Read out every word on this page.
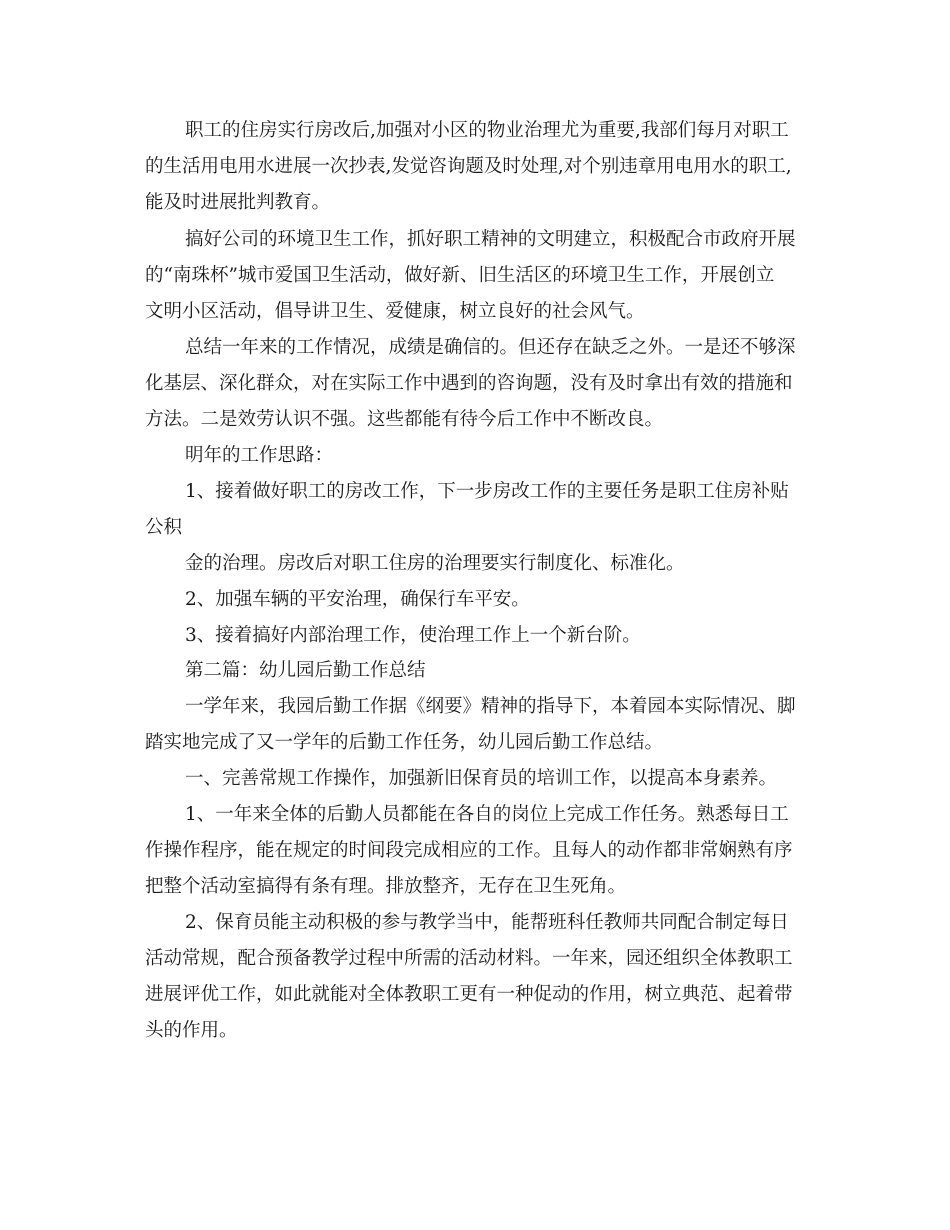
职工的住房实行房改后,加强对小区的物业治理尤为重要,我部们每月对职工
的生活用电用水进展一次抄表,发觉咨询题及时处理,对个别违章用电用水的职工,
能及时进展批判教育。
搞好公司的环境卫生工作，抓好职工精神的文明建立，积极配合市政府开展
的“南珠杯”城市爱国卫生活动，做好新、旧生活区的环境卫生工作，开展创立
文明小区活动，倡导讲卫生、爱健康，树立良好的社会风气。
总结一年来的工作情况，成绩是确信的。但还存在缺乏之外。一是还不够深
化基层、深化群众，对在实际工作中遇到的咨询题，没有及时拿出有效的措施和
方法。二是效劳认识不强。这些都能有待今后工作中不断改良。
明年的工作思路：
1、接着做好职工的房改工作，下一步房改工作的主要任务是职工住房补贴
公积
金的治理。房改后对职工住房的治理要实行制度化、标准化。
2、加强车辆的平安治理，确保行车平安。
3、接着搞好内部治理工作，使治理工作上一个新台阶。
第二篇：幼儿园后勤工作总结
一学年来，我园后勤工作据《纲要》精神的指导下，本着园本实际情况、脚
踏实地完成了又一学年的后勤工作任务，幼儿园后勤工作总结。
一、完善常规工作操作，加强新旧保育员的培训工作，以提高本身素养。
1、一年来全体的后勤人员都能在各自的岗位上完成工作任务。熟悉每日工
作操作程序，能在规定的时间段完成相应的工作。且每人的动作都非常娴熟有序
把整个活动室搞得有条有理。排放整齐，无存在卫生死角。
2、保育员能主动积极的参与教学当中，能帮班科任教师共同配合制定每日
活动常规，配合预备教学过程中所需的活动材料。一年来，园还组织全体教职工
进展评优工作，如此就能对全体教职工更有一种促动的作用，树立典范、起着带
头的作用。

┄┄┄┄┄┄┄┄┄┄┄┄┄┄┄┄┄┄┄┄

• Aim:
Quote the material exactly. Pictures stay out.

• Response to the exercise:
Read out every word on this page.
职工的住房实行房改后,加强对小区的物业治理尤为重要,我部们每月对职工
的生活用电用水进展一次抄表,发觉咨询题及时处理,对个别违章用电用水的职工,
能及时进展批判教育。
搞好公司的环境卫生工作，抓好职工精神的文明建立，积极配合市政府开展
的“南珠杯”城市爱国卫生活动，做好新、旧生活区的环境卫生工作，开展创立
文明小区活动，倡导讲卫生、爱健康，树立良好的社会风气。
总结一年来的工作情况，成绩是确信的。但还存在缺乏之外。一是还不够深
化基层、深化群众，对在实际工作中遇到的咨询题，没有及时拿出有效的措施和
方法。二是效劳认识不强。这些都能有待今后工作中不断改良。
明年的工作思路：
1、接着做好职工的房改工作，下一步房改工作的主要任务是职工住房补贴
公积
金的治理。房改后对职工住房的治理要实行制度化、标准化。
2、加强车辆的平安治理，确保行车平安。
3、接着搞好内部治理工作，使治理工作上一个新台阶。
第二篇：幼儿园后勤工作总结
一学年来，我园后勤工作据《纲要》精神的指导下，本着园本实际情况、脚
踏实地完成了又一学年的后勤工作任务，幼儿园后勤工作总结。
一、完善常规工作操作，加强新旧保育员的培训工作，以提高本身素养。
1、一年来全体的后勤人员都能在各自的岗位上完成工作任务。熟悉每日工
作操作程序，能在规定的时间段完成相应的工作。且每人的动作都非常娴熟有序
把整个活动室搞得有条有理。排放整齐，无存在卫生死角。
2、保育员能主动积极的参与教学当中，能帮班科任教师共同配合制定每日
活动常规，配合预备教学过程中所需的活动材料。一年来，园还组织全体教职工
进展评优工作，如此就能对全体教职工更有一种促动的作用，树立典范、起着带
头的作用。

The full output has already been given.